TASK GOAL :: Extract all lines containing "screenshot".

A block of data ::
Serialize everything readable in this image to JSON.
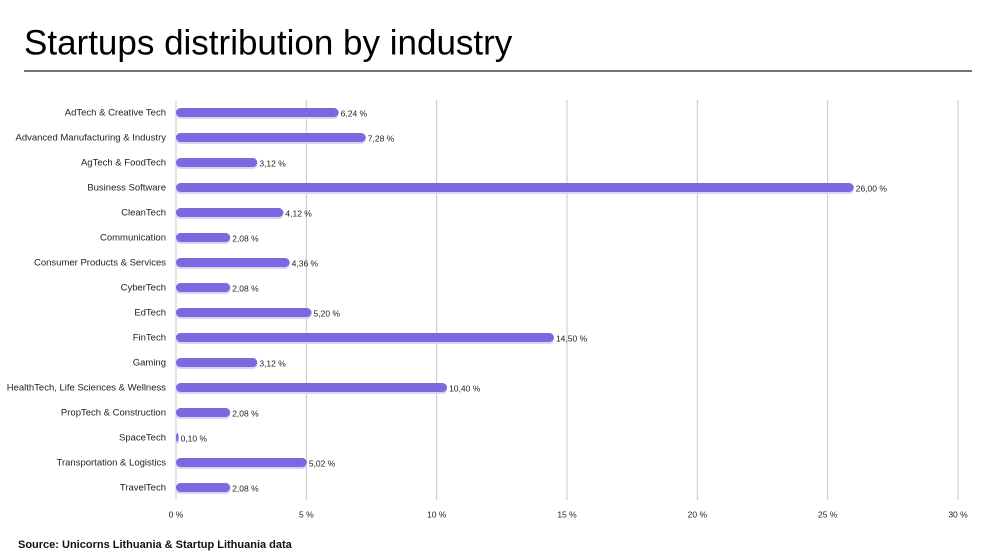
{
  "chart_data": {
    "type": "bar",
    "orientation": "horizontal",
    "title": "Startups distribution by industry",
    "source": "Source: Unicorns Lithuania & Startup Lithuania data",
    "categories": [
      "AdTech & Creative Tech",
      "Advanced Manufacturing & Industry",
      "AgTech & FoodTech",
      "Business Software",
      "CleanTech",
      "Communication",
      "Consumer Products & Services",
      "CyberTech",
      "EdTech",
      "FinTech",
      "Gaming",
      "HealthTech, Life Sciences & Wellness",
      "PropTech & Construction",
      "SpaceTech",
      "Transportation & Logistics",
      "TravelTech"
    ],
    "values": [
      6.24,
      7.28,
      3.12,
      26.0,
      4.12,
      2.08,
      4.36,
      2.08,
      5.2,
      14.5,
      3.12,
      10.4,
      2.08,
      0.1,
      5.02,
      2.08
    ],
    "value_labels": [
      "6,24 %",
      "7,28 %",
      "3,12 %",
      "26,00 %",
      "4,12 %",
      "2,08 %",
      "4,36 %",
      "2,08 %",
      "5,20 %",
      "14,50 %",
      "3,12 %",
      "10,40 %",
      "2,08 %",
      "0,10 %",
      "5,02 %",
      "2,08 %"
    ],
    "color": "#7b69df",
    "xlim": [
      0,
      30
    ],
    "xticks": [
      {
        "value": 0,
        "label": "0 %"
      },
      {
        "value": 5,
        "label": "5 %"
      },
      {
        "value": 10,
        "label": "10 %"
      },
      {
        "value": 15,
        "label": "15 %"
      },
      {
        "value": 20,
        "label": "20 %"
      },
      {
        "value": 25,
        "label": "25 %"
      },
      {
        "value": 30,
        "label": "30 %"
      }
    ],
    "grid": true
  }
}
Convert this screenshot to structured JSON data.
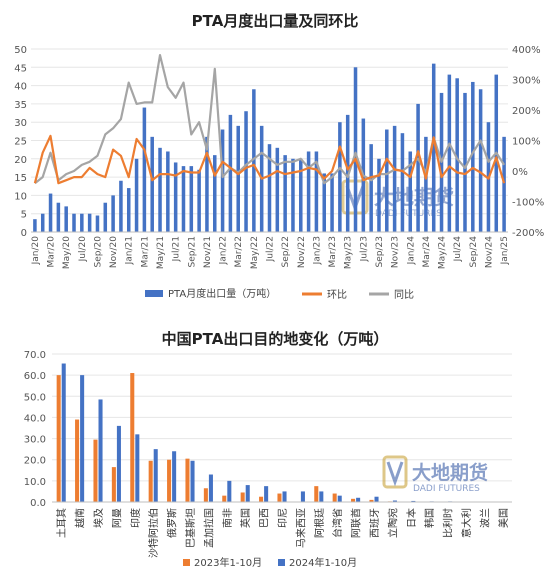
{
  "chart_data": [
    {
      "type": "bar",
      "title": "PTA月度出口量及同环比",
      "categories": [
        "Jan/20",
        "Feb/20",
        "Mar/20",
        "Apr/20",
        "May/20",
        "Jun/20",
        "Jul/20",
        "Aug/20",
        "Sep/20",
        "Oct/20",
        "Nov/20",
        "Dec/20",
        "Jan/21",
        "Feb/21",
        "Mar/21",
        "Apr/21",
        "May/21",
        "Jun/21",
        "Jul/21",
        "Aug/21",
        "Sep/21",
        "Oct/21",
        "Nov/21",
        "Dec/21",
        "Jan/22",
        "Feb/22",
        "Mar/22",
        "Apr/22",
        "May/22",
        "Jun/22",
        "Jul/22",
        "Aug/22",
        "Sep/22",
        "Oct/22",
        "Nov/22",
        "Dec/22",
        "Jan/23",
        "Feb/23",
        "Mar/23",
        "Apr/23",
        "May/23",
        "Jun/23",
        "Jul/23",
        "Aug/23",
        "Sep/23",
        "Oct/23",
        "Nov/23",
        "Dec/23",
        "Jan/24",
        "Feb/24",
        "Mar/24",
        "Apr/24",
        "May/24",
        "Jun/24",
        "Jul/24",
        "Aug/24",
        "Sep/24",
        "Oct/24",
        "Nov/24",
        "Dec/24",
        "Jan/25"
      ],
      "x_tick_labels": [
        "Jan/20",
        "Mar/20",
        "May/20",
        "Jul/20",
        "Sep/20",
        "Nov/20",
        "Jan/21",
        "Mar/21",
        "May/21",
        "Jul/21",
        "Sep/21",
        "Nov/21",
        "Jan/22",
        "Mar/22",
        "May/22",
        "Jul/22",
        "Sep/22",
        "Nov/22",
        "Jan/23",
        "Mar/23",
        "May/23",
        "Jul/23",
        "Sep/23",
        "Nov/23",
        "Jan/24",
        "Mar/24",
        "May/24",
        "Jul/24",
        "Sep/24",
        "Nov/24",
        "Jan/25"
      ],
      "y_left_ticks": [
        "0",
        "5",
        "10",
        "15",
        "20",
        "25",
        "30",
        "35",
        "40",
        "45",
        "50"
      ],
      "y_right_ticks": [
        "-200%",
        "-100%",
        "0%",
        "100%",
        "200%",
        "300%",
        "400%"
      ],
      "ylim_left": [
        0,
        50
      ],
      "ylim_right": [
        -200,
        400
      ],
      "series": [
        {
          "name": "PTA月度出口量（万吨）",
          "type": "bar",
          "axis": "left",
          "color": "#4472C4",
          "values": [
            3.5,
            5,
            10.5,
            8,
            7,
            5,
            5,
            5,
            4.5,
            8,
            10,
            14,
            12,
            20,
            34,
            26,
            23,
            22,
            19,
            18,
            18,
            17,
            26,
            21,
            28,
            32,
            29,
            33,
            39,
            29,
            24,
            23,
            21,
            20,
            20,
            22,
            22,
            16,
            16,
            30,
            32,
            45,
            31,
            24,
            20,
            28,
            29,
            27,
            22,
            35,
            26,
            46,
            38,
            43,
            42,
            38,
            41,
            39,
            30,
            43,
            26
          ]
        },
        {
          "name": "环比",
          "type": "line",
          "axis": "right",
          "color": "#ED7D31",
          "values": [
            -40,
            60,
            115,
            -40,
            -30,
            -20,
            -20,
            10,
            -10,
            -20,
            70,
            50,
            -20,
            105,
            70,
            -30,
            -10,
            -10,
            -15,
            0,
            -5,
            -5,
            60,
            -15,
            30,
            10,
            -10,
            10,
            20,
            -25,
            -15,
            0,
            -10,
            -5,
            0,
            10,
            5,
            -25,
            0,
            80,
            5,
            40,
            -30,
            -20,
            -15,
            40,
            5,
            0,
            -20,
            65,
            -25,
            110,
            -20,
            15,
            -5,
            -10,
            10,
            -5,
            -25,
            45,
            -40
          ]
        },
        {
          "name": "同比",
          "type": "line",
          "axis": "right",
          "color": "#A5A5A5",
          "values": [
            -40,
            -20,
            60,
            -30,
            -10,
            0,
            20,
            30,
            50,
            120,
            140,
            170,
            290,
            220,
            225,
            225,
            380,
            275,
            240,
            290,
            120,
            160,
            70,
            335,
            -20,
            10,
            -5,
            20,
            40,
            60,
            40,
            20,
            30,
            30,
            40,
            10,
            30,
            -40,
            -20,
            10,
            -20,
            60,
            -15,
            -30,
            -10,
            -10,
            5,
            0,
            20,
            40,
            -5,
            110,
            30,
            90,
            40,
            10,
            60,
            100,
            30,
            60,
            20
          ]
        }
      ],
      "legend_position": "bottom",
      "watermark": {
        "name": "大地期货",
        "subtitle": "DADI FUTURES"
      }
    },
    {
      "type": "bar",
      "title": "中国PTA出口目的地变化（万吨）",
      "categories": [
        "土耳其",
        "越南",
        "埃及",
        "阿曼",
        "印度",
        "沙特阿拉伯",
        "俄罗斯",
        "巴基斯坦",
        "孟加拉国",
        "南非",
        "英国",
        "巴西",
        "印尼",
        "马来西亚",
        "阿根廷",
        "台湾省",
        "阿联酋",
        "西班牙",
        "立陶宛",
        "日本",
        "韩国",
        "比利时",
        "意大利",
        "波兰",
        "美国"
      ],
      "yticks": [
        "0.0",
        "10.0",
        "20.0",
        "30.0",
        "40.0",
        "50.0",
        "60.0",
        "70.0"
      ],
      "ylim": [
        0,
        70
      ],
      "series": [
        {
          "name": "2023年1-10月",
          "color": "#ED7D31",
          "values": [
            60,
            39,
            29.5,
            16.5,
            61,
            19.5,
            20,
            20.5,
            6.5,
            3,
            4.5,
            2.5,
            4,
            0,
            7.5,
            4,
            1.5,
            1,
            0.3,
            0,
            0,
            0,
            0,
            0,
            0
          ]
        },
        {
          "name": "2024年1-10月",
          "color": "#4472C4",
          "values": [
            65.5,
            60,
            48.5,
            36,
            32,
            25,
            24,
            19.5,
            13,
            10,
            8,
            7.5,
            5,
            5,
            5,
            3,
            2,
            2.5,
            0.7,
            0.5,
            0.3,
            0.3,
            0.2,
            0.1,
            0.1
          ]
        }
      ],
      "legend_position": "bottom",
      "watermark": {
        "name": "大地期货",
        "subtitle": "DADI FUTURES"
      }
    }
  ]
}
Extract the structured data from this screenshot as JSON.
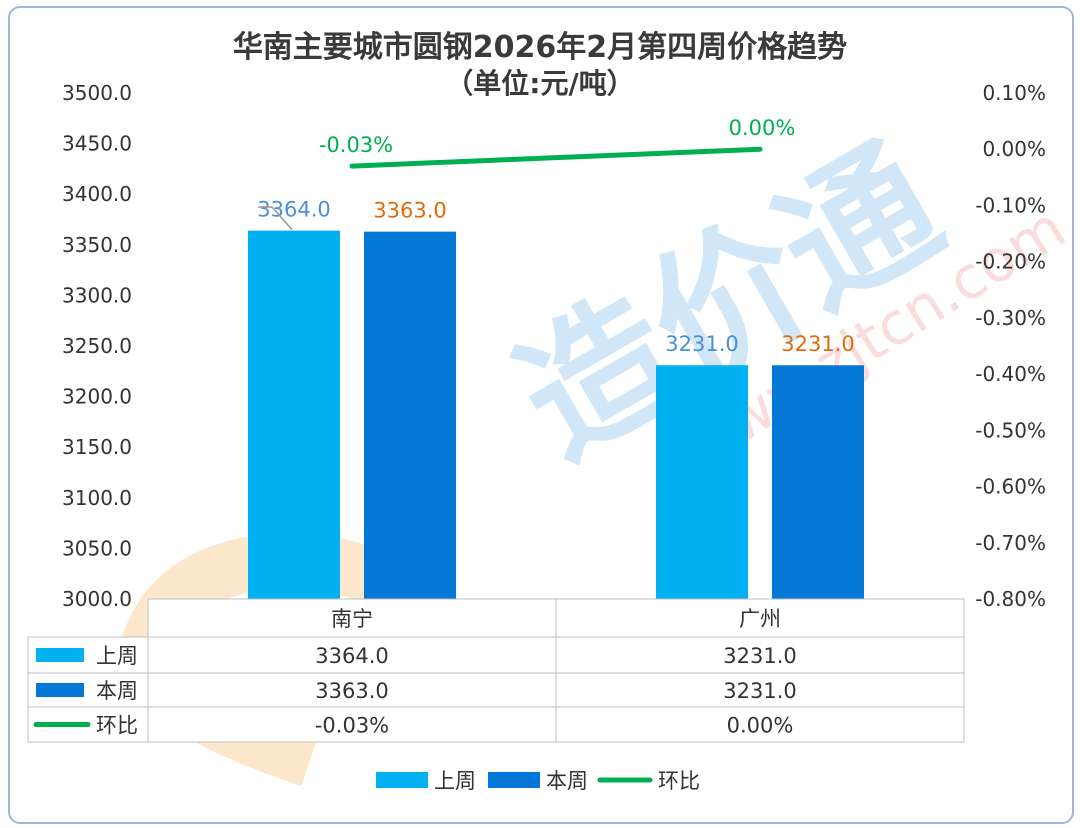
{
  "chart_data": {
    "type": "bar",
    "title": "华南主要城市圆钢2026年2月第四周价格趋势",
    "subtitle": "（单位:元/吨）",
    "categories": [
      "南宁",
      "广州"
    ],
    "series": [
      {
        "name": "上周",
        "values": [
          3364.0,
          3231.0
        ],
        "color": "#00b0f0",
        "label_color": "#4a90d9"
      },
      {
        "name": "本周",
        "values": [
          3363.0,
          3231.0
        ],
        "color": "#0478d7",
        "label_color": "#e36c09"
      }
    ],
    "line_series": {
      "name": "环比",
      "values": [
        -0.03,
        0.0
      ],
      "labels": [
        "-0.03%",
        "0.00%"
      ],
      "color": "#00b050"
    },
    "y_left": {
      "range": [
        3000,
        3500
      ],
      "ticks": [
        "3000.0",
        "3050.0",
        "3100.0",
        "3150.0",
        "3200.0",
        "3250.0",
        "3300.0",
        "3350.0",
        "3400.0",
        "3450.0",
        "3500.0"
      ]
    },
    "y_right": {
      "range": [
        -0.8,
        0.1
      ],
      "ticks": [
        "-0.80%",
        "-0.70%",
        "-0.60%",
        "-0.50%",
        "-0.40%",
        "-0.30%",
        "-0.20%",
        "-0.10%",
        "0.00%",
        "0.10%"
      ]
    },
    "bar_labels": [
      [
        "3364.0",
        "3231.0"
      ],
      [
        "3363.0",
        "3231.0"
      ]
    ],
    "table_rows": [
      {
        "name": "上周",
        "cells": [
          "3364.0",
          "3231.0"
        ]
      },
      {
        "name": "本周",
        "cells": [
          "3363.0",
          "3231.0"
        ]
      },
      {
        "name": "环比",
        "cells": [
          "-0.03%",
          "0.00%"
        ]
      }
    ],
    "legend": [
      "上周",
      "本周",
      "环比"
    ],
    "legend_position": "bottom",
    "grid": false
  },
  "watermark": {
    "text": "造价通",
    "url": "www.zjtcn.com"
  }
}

TASK SOLUTION ::
Convert this screenshot to structured JSON data.
Extract the structured data from this screenshot as JSON.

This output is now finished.